# EXERCISE DETAILS:
In the data below, find every line that has the string "with", and copy it.

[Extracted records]
<<<<

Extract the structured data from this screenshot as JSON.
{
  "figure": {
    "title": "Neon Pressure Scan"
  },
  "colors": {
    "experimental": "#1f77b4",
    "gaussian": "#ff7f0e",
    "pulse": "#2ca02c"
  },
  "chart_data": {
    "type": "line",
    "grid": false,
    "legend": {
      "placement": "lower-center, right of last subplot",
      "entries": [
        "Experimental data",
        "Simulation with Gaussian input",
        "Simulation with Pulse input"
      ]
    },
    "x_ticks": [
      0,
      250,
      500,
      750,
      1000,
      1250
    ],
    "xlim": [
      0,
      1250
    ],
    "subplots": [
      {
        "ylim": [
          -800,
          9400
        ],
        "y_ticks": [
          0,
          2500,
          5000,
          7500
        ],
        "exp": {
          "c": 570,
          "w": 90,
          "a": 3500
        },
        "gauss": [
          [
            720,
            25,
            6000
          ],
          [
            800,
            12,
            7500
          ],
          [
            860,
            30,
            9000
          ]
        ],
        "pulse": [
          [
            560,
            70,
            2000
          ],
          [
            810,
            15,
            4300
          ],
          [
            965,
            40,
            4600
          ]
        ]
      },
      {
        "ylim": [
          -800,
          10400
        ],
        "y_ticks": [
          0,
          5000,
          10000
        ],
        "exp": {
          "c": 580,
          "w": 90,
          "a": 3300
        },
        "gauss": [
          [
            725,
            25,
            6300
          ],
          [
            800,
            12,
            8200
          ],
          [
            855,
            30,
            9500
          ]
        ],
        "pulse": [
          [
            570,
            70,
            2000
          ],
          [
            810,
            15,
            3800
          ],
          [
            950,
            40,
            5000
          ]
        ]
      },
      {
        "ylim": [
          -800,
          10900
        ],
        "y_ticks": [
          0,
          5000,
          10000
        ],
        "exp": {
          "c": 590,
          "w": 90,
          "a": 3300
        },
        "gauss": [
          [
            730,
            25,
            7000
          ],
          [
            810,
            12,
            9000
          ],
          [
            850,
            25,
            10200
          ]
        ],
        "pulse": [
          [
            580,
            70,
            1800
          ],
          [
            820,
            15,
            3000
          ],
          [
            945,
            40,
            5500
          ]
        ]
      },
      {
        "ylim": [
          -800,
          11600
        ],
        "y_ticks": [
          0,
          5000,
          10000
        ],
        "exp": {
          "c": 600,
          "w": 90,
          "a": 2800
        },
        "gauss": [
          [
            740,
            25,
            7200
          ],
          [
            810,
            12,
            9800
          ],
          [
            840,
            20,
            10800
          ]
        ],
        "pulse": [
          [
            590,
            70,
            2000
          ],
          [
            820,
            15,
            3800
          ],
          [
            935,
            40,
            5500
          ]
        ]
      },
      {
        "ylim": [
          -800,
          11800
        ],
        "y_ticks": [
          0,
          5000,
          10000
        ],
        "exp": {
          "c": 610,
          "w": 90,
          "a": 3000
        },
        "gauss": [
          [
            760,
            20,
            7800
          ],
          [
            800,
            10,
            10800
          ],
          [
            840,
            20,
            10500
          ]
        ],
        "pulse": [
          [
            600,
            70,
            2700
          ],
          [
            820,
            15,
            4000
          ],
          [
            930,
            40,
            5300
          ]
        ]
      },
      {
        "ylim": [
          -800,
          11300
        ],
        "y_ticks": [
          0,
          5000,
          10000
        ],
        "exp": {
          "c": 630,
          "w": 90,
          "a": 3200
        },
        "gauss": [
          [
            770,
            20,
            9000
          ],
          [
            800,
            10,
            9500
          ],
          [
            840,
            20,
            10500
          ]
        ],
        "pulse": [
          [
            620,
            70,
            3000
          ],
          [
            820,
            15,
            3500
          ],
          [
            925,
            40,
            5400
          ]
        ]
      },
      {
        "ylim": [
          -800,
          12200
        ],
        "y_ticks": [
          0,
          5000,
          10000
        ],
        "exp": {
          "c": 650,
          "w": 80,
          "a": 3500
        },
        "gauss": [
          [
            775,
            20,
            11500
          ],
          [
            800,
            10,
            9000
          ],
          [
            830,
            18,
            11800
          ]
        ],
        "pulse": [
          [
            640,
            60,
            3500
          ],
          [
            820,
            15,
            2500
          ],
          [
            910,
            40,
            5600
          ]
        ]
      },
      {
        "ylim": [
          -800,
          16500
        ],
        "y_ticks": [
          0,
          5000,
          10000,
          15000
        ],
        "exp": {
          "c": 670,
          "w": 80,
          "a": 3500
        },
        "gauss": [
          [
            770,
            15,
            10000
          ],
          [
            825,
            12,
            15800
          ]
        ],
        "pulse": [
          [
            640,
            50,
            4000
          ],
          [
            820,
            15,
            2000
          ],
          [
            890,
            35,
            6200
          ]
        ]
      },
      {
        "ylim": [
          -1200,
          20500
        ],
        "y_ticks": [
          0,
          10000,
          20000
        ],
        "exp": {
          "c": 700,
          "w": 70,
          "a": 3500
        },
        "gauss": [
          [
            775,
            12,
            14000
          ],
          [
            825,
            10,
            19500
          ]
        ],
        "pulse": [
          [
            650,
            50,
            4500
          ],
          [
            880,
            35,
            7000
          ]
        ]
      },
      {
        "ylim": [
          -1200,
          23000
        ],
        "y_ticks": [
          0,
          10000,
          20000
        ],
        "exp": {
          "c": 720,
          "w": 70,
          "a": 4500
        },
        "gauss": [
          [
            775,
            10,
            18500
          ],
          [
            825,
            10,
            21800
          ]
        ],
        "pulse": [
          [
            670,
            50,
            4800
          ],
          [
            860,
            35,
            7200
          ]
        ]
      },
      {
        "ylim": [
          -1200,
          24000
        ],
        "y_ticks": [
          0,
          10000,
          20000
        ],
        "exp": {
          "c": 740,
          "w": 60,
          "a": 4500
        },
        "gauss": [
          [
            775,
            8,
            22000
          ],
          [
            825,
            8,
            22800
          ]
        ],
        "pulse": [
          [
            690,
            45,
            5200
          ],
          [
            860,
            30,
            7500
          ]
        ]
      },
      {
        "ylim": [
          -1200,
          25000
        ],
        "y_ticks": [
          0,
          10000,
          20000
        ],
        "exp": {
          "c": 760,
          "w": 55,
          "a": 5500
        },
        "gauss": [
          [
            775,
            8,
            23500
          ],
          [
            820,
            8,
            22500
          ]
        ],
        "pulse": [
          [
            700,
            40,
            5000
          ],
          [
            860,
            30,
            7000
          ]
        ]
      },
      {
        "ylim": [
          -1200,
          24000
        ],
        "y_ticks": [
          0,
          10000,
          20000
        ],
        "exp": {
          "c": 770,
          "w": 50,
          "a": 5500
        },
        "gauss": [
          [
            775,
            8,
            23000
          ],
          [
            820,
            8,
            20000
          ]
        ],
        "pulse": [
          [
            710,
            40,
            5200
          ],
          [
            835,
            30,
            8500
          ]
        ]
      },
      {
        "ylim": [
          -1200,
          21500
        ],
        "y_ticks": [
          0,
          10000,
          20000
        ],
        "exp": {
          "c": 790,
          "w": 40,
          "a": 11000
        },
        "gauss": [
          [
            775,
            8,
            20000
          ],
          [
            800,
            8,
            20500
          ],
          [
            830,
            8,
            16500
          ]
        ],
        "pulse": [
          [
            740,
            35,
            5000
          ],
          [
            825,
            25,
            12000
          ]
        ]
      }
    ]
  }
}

>>>>

# SOLUTION TO THE PROBLEM:
        "Simulation with Gaussian input",
        "Simulation with Pulse input"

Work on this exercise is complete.